■ **Material for the task**
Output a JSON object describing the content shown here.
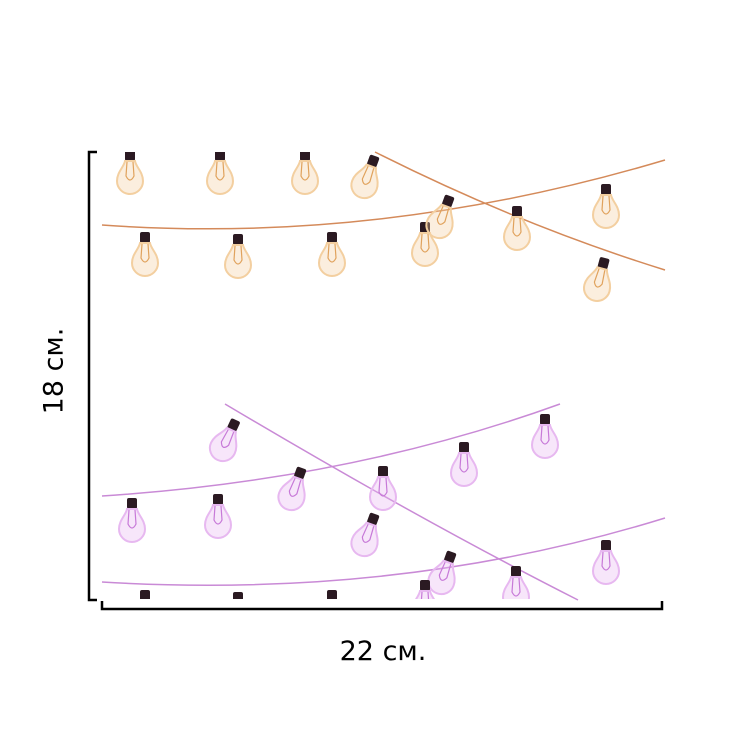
{
  "dimensions": {
    "width_label": "22 см.",
    "height_label": "18 см."
  },
  "product_image": {
    "subject": "bulb-string-lights",
    "colors": {
      "warm_wire": "#d48a5a",
      "warm_glow": "#f3cfa0",
      "warm_filament": "#e0a25c",
      "pink_wire": "#c98ad6",
      "pink_glow": "#e7b8f0",
      "pink_filament": "#c779d8",
      "socket": "#2b1a22"
    }
  },
  "colors": {
    "frame": "#000000",
    "background": "#ffffff"
  }
}
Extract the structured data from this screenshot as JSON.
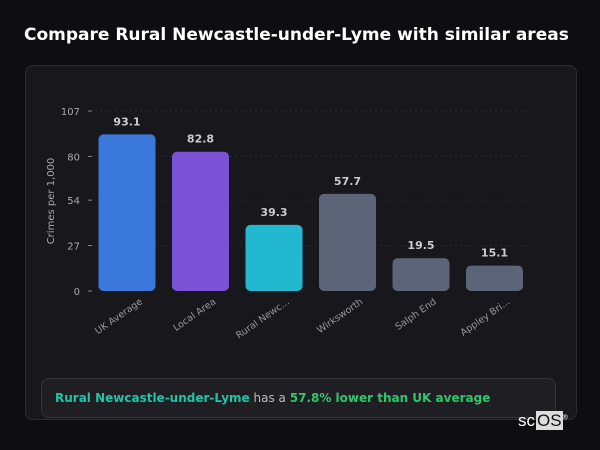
{
  "title": "Compare Rural Newcastle-under-Lyme with similar areas",
  "chart_data": {
    "type": "bar",
    "categories": [
      "UK Average",
      "Local Area",
      "Rural Newc...",
      "Wirksworth",
      "Salph End",
      "Appley Bri..."
    ],
    "values": [
      93.1,
      82.8,
      39.3,
      57.7,
      19.5,
      15.1
    ],
    "colors": [
      "#3b78dc",
      "#7b52d6",
      "#22b8cf",
      "#5c6577",
      "#5c6577",
      "#5c6577"
    ],
    "ylabel": "Crimes per 1,000",
    "yticks": [
      0,
      27,
      54,
      80,
      107
    ],
    "ylim": [
      0,
      107
    ],
    "grid": true
  },
  "summary": {
    "area": "Rural Newcastle-under-Lyme",
    "mid": " has a ",
    "stat": "57.8% lower than UK average"
  },
  "logo": {
    "pre": "sc",
    "box": "OS",
    "mark": "®"
  }
}
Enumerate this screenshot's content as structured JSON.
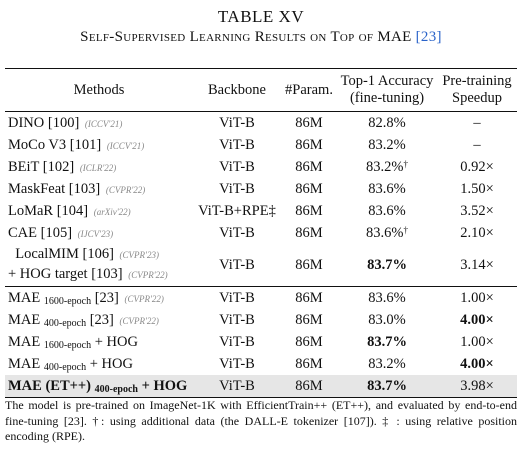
{
  "caption": {
    "label": "TABLE XV",
    "title": "Self-Supervised Learning Results on Top of MAE",
    "title_ref": "[23]"
  },
  "headers": {
    "methods": "Methods",
    "backbone": "Backbone",
    "params": "#Param.",
    "top1_line1": "Top-1 Accuracy",
    "top1_line2": "(fine-tuning)",
    "speedup_line1": "Pre-training",
    "speedup_line2": "Speedup"
  },
  "rows": [
    {
      "method": "DINO [100]",
      "venue": "(ICCV'21)",
      "backbone": "ViT-B",
      "params": "86M",
      "acc": "82.8%",
      "speedup": "–"
    },
    {
      "method": "MoCo V3 [101]",
      "venue": "(ICCV'21)",
      "backbone": "ViT-B",
      "params": "86M",
      "acc": "83.2%",
      "speedup": "–"
    },
    {
      "method": "BEiT [102]",
      "venue": "(ICLR'22)",
      "backbone": "ViT-B",
      "params": "86M",
      "acc": "83.2%",
      "acc_mark": "†",
      "speedup": "0.92×"
    },
    {
      "method": "MaskFeat [103]",
      "venue": "(CVPR'22)",
      "backbone": "ViT-B",
      "params": "86M",
      "acc": "83.6%",
      "speedup": "1.50×"
    },
    {
      "method": "LoMaR [104]",
      "venue": "(arXiv'22)",
      "backbone": "ViT-B+RPE‡",
      "params": "86M",
      "acc": "83.6%",
      "speedup": "3.52×"
    },
    {
      "method": "CAE [105]",
      "venue": "(IJCV'23)",
      "backbone": "ViT-B",
      "params": "86M",
      "acc": "83.6%",
      "acc_mark": "†",
      "speedup": "2.10×"
    },
    {
      "method": "LocalMIM [106]",
      "venue": "(CVPR'23)",
      "method_line2": "+ HOG target [103]",
      "venue_line2": "(CVPR'22)",
      "backbone": "ViT-B",
      "params": "86M",
      "acc": "83.7%",
      "speedup": "3.14×"
    },
    {
      "method": "MAE",
      "sub": "1600-epoch",
      "method_after": "[23]",
      "venue": "(CVPR'22)",
      "backbone": "ViT-B",
      "params": "86M",
      "acc": "83.6%",
      "speedup": "1.00×"
    },
    {
      "method": "MAE",
      "sub": "400-epoch",
      "method_after": "[23]",
      "venue": "(CVPR'22)",
      "backbone": "ViT-B",
      "params": "86M",
      "acc": "83.0%",
      "speedup": "4.00×"
    },
    {
      "method": "MAE",
      "sub": "1600-epoch",
      "method_after": "+ HOG",
      "backbone": "ViT-B",
      "params": "86M",
      "acc": "83.7%",
      "speedup": "1.00×"
    },
    {
      "method": "MAE",
      "sub": "400-epoch",
      "method_after": "+ HOG",
      "backbone": "ViT-B",
      "params": "86M",
      "acc": "83.2%",
      "speedup": "4.00×"
    },
    {
      "method": "MAE (ET++)",
      "sub": "400-epoch",
      "method_after": "+ HOG",
      "backbone": "ViT-B",
      "params": "86M",
      "acc": "83.7%",
      "speedup": "3.98×"
    }
  ],
  "note": "The model is pre-trained on ImageNet-1K with EfficientTrain++ (ET++), and evaluated by end-to-end fine-tuning [23]. †: using additional data (the DALL-E tokenizer [107]). ‡ : using relative position encoding (RPE)."
}
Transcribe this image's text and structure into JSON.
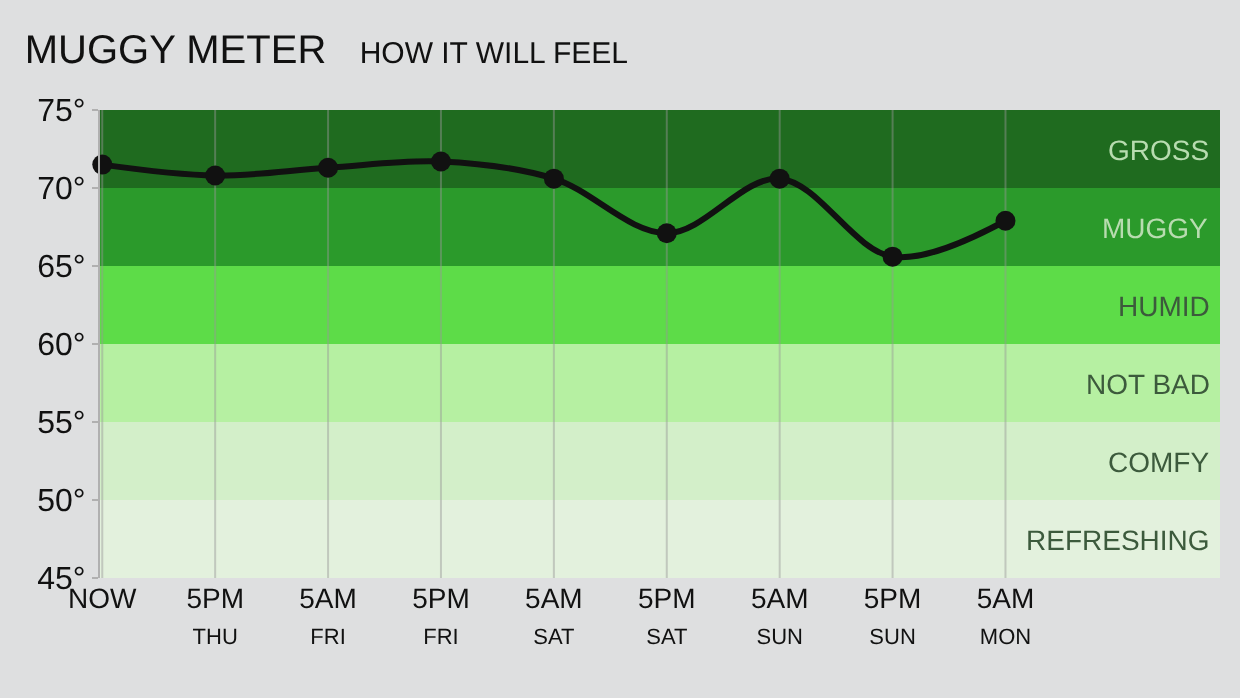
{
  "chart_data": {
    "type": "line",
    "title": "MUGGY METER",
    "subtitle": "HOW IT WILL FEEL",
    "categories": [
      "NOW",
      "5PM\nTHU",
      "5AM\nFRI",
      "5PM\nFRI",
      "5AM\nSAT",
      "5PM\nSAT",
      "5AM\nSUN",
      "5PM\nSUN",
      "5AM\nMON"
    ],
    "series": [
      {
        "color": "#111111",
        "values": [
          71.5,
          70.8,
          71.3,
          71.7,
          70.6,
          67.1,
          70.6,
          65.6,
          67.9
        ]
      }
    ],
    "ylim": [
      45,
      75
    ],
    "yticks": [
      {
        "value": 45,
        "label": "45°"
      },
      {
        "value": 50,
        "label": "50°"
      },
      {
        "value": 55,
        "label": "55°"
      },
      {
        "value": 60,
        "label": "60°"
      },
      {
        "value": 65,
        "label": "65°"
      },
      {
        "value": 70,
        "label": "70°"
      },
      {
        "value": 75,
        "label": "75°"
      }
    ],
    "bands": [
      {
        "axis": "y",
        "from": 70,
        "to": 75,
        "label": "GROSS",
        "color": "#1f6b1f"
      },
      {
        "axis": "y",
        "from": 65,
        "to": 70,
        "label": "MUGGY",
        "color": "#2b9a2b"
      },
      {
        "axis": "y",
        "from": 60,
        "to": 65,
        "label": "HUMID",
        "color": "#5ddc48"
      },
      {
        "axis": "y",
        "from": 55,
        "to": 60,
        "label": "NOT BAD",
        "color": "#b6f0a2"
      },
      {
        "axis": "y",
        "from": 50,
        "to": 55,
        "label": "COMFY",
        "color": "#d3efc9"
      },
      {
        "axis": "y",
        "from": 45,
        "to": 50,
        "label": "REFRESHING",
        "color": "#e3f1dd"
      }
    ],
    "grid": "x",
    "marker": "circle",
    "line_style": "solid"
  }
}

■ **Exercise directions**
Reproduce every entry word for word, but omit the pictures.

■ **The solution**
Output a JSON object describing the content shown here.
{
  "dimensions": {
    "width_label": "22 см.",
    "height_label": "18 см."
  },
  "product_image": {
    "subject": "bulb-string-lights",
    "colors": {
      "warm_wire": "#d48a5a",
      "warm_glow": "#f3cfa0",
      "warm_filament": "#e0a25c",
      "pink_wire": "#c98ad6",
      "pink_glow": "#e7b8f0",
      "pink_filament": "#c779d8",
      "socket": "#2b1a22"
    }
  },
  "colors": {
    "frame": "#000000",
    "background": "#ffffff"
  }
}
Extract the structured data from this screenshot as JSON.
{
  "title": "Compare Rural Newcastle-under-Lyme with similar areas",
  "chart_data": {
    "type": "bar",
    "categories": [
      "UK Average",
      "Local Area",
      "Rural Newc...",
      "Wirksworth",
      "Salph End",
      "Appley Bri..."
    ],
    "values": [
      93.1,
      82.8,
      39.3,
      57.7,
      19.5,
      15.1
    ],
    "colors": [
      "#3b78dc",
      "#7b52d6",
      "#22b8cf",
      "#5c6577",
      "#5c6577",
      "#5c6577"
    ],
    "ylabel": "Crimes per 1,000",
    "yticks": [
      0,
      27,
      54,
      80,
      107
    ],
    "ylim": [
      0,
      107
    ],
    "grid": true
  },
  "summary": {
    "area": "Rural Newcastle-under-Lyme",
    "mid": " has a ",
    "stat": "57.8% lower than UK average"
  },
  "logo": {
    "pre": "sc",
    "box": "OS",
    "mark": "®"
  }
}
Enumerate this screenshot's content as structured JSON.
{
  "caption": {
    "label": "TABLE XV",
    "title": "Self-Supervised Learning Results on Top of MAE",
    "title_ref": "[23]"
  },
  "headers": {
    "methods": "Methods",
    "backbone": "Backbone",
    "params": "#Param.",
    "top1_line1": "Top-1 Accuracy",
    "top1_line2": "(fine-tuning)",
    "speedup_line1": "Pre-training",
    "speedup_line2": "Speedup"
  },
  "rows": [
    {
      "method": "DINO [100]",
      "venue": "(ICCV'21)",
      "backbone": "ViT-B",
      "params": "86M",
      "acc": "82.8%",
      "speedup": "–"
    },
    {
      "method": "MoCo V3 [101]",
      "venue": "(ICCV'21)",
      "backbone": "ViT-B",
      "params": "86M",
      "acc": "83.2%",
      "speedup": "–"
    },
    {
      "method": "BEiT [102]",
      "venue": "(ICLR'22)",
      "backbone": "ViT-B",
      "params": "86M",
      "acc": "83.2%",
      "acc_mark": "†",
      "speedup": "0.92×"
    },
    {
      "method": "MaskFeat [103]",
      "venue": "(CVPR'22)",
      "backbone": "ViT-B",
      "params": "86M",
      "acc": "83.6%",
      "speedup": "1.50×"
    },
    {
      "method": "LoMaR [104]",
      "venue": "(arXiv'22)",
      "backbone": "ViT-B+RPE‡",
      "params": "86M",
      "acc": "83.6%",
      "speedup": "3.52×"
    },
    {
      "method": "CAE [105]",
      "venue": "(IJCV'23)",
      "backbone": "ViT-B",
      "params": "86M",
      "acc": "83.6%",
      "acc_mark": "†",
      "speedup": "2.10×"
    },
    {
      "method": "LocalMIM [106]",
      "venue": "(CVPR'23)",
      "method_line2": "+ HOG target [103]",
      "venue_line2": "(CVPR'22)",
      "backbone": "ViT-B",
      "params": "86M",
      "acc": "83.7%",
      "speedup": "3.14×"
    },
    {
      "method": "MAE",
      "sub": "1600-epoch",
      "method_after": "[23]",
      "venue": "(CVPR'22)",
      "backbone": "ViT-B",
      "params": "86M",
      "acc": "83.6%",
      "speedup": "1.00×"
    },
    {
      "method": "MAE",
      "sub": "400-epoch",
      "method_after": "[23]",
      "venue": "(CVPR'22)",
      "backbone": "ViT-B",
      "params": "86M",
      "acc": "83.0%",
      "speedup": "4.00×"
    },
    {
      "method": "MAE",
      "sub": "1600-epoch",
      "method_after": "+ HOG",
      "backbone": "ViT-B",
      "params": "86M",
      "acc": "83.7%",
      "speedup": "1.00×"
    },
    {
      "method": "MAE",
      "sub": "400-epoch",
      "method_after": "+ HOG",
      "backbone": "ViT-B",
      "params": "86M",
      "acc": "83.2%",
      "speedup": "4.00×"
    },
    {
      "method": "MAE (ET++)",
      "sub": "400-epoch",
      "method_after": "+ HOG",
      "backbone": "ViT-B",
      "params": "86M",
      "acc": "83.7%",
      "speedup": "3.98×"
    }
  ],
  "note": "The model is pre-trained on ImageNet-1K with EfficientTrain++ (ET++), and evaluated by end-to-end fine-tuning [23]. †: using additional data (the DALL-E tokenizer [107]). ‡ : using relative position encoding (RPE)."
}
Transcribe this image's text and structure into JSON.
{
  "chart_data": {
    "type": "line",
    "title": "MUGGY METER",
    "subtitle": "HOW IT WILL FEEL",
    "categories": [
      "NOW",
      "5PM\nTHU",
      "5AM\nFRI",
      "5PM\nFRI",
      "5AM\nSAT",
      "5PM\nSAT",
      "5AM\nSUN",
      "5PM\nSUN",
      "5AM\nMON"
    ],
    "series": [
      {
        "color": "#111111",
        "values": [
          71.5,
          70.8,
          71.3,
          71.7,
          70.6,
          67.1,
          70.6,
          65.6,
          67.9
        ]
      }
    ],
    "ylim": [
      45,
      75
    ],
    "yticks": [
      {
        "value": 45,
        "label": "45°"
      },
      {
        "value": 50,
        "label": "50°"
      },
      {
        "value": 55,
        "label": "55°"
      },
      {
        "value": 60,
        "label": "60°"
      },
      {
        "value": 65,
        "label": "65°"
      },
      {
        "value": 70,
        "label": "70°"
      },
      {
        "value": 75,
        "label": "75°"
      }
    ],
    "bands": [
      {
        "axis": "y",
        "from": 70,
        "to": 75,
        "label": "GROSS",
        "color": "#1f6b1f"
      },
      {
        "axis": "y",
        "from": 65,
        "to": 70,
        "label": "MUGGY",
        "color": "#2b9a2b"
      },
      {
        "axis": "y",
        "from": 60,
        "to": 65,
        "label": "HUMID",
        "color": "#5ddc48"
      },
      {
        "axis": "y",
        "from": 55,
        "to": 60,
        "label": "NOT BAD",
        "color": "#b6f0a2"
      },
      {
        "axis": "y",
        "from": 50,
        "to": 55,
        "label": "COMFY",
        "color": "#d3efc9"
      },
      {
        "axis": "y",
        "from": 45,
        "to": 50,
        "label": "REFRESHING",
        "color": "#e3f1dd"
      }
    ],
    "grid": "x",
    "marker": "circle",
    "line_style": "solid"
  }
}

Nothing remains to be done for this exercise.